_What to do_
Please find all lines in the data that hold the string "dostać" and copy them.

Begin

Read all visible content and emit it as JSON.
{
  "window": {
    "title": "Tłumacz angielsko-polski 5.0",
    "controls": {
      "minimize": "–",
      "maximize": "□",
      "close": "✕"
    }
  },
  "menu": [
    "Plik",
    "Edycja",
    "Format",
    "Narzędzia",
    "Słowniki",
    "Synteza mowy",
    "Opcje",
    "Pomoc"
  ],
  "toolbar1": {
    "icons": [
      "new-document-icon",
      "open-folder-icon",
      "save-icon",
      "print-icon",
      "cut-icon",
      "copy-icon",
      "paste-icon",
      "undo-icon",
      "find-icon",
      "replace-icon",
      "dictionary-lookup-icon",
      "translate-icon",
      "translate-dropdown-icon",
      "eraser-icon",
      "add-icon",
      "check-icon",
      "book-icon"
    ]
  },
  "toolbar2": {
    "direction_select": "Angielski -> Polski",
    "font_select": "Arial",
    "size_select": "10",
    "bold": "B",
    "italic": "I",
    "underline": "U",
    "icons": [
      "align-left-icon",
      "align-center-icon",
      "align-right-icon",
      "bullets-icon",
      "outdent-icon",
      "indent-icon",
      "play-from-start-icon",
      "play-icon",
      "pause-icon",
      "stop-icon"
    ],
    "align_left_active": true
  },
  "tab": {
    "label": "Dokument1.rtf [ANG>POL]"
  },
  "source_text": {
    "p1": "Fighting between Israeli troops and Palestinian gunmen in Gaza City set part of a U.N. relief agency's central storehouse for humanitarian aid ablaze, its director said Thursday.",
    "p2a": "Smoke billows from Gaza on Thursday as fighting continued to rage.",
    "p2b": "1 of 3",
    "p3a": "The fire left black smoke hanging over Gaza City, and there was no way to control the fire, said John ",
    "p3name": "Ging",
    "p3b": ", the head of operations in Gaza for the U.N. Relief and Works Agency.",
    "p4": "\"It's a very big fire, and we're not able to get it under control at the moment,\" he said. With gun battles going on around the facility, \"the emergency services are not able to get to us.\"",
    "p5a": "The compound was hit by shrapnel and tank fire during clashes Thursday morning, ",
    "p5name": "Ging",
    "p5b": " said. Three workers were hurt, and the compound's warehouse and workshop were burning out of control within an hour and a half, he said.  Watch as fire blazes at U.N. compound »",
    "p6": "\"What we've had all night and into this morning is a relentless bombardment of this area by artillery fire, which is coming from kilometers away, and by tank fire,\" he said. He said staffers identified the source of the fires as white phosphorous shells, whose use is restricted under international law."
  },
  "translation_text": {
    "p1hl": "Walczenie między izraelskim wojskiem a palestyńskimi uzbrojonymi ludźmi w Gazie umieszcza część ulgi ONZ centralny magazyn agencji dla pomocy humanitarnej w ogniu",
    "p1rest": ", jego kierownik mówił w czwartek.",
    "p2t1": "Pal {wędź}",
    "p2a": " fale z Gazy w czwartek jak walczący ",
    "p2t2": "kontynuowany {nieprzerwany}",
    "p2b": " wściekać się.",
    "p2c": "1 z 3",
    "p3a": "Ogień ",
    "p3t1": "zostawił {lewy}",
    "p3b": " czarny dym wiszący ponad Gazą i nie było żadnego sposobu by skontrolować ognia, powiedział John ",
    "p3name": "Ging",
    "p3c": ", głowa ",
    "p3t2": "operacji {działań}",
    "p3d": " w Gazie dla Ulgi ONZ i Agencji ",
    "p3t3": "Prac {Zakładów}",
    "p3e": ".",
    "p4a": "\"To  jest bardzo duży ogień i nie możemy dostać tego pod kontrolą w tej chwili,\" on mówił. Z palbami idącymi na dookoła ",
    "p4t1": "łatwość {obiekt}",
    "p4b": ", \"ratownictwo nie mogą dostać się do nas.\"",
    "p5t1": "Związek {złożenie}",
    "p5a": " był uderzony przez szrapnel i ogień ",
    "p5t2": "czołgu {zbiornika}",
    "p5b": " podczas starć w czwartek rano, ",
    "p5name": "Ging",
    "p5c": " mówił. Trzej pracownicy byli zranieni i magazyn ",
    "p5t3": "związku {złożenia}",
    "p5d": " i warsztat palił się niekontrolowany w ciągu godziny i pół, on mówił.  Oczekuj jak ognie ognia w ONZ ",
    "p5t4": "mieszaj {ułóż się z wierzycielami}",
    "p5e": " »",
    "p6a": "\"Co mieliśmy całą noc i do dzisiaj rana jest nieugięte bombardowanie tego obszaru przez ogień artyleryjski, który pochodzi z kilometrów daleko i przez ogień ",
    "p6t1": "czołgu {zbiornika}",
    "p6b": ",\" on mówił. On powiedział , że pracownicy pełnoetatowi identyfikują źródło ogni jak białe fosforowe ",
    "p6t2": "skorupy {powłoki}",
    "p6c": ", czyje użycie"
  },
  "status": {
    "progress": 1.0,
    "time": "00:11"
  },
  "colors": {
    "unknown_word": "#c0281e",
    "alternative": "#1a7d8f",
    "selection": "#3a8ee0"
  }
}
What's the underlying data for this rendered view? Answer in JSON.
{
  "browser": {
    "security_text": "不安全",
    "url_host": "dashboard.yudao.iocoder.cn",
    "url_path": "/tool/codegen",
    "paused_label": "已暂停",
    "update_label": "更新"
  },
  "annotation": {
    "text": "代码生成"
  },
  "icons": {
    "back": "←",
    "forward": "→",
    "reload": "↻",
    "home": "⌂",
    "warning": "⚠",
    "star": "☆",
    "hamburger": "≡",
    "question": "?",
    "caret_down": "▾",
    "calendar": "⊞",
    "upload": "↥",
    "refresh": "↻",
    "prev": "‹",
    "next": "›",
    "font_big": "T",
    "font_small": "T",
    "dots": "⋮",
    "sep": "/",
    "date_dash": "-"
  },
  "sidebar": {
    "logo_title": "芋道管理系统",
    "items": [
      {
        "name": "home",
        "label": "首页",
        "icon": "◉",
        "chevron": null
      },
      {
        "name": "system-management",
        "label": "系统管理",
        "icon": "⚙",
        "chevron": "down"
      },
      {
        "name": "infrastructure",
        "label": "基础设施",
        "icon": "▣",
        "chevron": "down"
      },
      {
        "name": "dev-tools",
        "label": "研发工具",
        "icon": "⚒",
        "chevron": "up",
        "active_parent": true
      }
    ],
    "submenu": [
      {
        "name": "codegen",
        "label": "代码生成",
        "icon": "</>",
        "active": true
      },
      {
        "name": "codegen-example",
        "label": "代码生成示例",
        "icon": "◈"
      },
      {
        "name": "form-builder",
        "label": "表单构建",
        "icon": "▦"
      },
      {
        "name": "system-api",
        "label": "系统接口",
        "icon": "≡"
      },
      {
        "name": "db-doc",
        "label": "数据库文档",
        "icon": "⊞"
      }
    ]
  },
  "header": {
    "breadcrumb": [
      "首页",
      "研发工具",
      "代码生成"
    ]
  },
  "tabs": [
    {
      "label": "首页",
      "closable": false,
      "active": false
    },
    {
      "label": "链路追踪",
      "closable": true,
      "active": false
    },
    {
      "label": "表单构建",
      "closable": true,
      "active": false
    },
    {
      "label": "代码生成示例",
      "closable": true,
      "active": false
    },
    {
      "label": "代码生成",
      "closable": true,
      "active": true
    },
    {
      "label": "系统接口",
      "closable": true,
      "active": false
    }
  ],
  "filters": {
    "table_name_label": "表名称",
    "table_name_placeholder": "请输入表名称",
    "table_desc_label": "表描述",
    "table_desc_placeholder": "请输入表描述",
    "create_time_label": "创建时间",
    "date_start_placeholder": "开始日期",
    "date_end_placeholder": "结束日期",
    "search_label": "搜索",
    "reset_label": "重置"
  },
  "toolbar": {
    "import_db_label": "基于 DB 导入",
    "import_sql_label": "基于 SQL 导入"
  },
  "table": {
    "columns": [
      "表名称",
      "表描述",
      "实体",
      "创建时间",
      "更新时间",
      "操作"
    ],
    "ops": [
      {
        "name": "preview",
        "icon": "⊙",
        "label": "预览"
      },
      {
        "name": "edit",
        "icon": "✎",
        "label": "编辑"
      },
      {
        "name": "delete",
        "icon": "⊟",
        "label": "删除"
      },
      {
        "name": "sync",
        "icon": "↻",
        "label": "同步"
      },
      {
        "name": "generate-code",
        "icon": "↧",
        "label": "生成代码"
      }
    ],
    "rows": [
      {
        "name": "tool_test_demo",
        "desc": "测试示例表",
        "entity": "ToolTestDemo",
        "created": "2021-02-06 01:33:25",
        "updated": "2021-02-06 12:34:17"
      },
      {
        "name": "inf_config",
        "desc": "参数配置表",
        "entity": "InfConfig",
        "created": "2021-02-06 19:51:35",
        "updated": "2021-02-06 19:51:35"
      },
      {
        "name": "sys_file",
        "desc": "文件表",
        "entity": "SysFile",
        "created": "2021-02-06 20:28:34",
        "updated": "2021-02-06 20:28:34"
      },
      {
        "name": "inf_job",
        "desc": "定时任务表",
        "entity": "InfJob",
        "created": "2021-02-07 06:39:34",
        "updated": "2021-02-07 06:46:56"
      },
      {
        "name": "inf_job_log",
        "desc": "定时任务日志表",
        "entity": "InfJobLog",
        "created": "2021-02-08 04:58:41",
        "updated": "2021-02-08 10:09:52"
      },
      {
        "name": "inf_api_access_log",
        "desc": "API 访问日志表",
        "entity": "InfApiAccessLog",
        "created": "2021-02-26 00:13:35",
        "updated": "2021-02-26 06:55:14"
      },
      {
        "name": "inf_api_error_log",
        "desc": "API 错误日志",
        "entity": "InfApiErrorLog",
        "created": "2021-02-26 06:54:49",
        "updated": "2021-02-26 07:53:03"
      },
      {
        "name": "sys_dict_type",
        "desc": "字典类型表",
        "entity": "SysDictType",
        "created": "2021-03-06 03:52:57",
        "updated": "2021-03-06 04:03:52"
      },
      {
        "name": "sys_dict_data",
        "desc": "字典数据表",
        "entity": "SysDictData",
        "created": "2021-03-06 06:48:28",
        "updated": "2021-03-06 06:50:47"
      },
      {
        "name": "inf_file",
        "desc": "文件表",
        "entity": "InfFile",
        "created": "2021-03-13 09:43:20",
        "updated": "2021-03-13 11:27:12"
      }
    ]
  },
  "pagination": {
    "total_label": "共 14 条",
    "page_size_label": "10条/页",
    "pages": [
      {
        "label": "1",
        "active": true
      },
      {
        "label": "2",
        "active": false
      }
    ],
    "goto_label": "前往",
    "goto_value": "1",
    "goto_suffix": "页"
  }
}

End

_Output below_
    "p4a": "\"To  jest bardzo duży ogień i nie możemy dostać tego pod kontrolą w tej chwili,\" on mówił. Z palbami idącymi na dookoła ",
    "p4b": ", \"ratownictwo nie mogą dostać się do nas.\"",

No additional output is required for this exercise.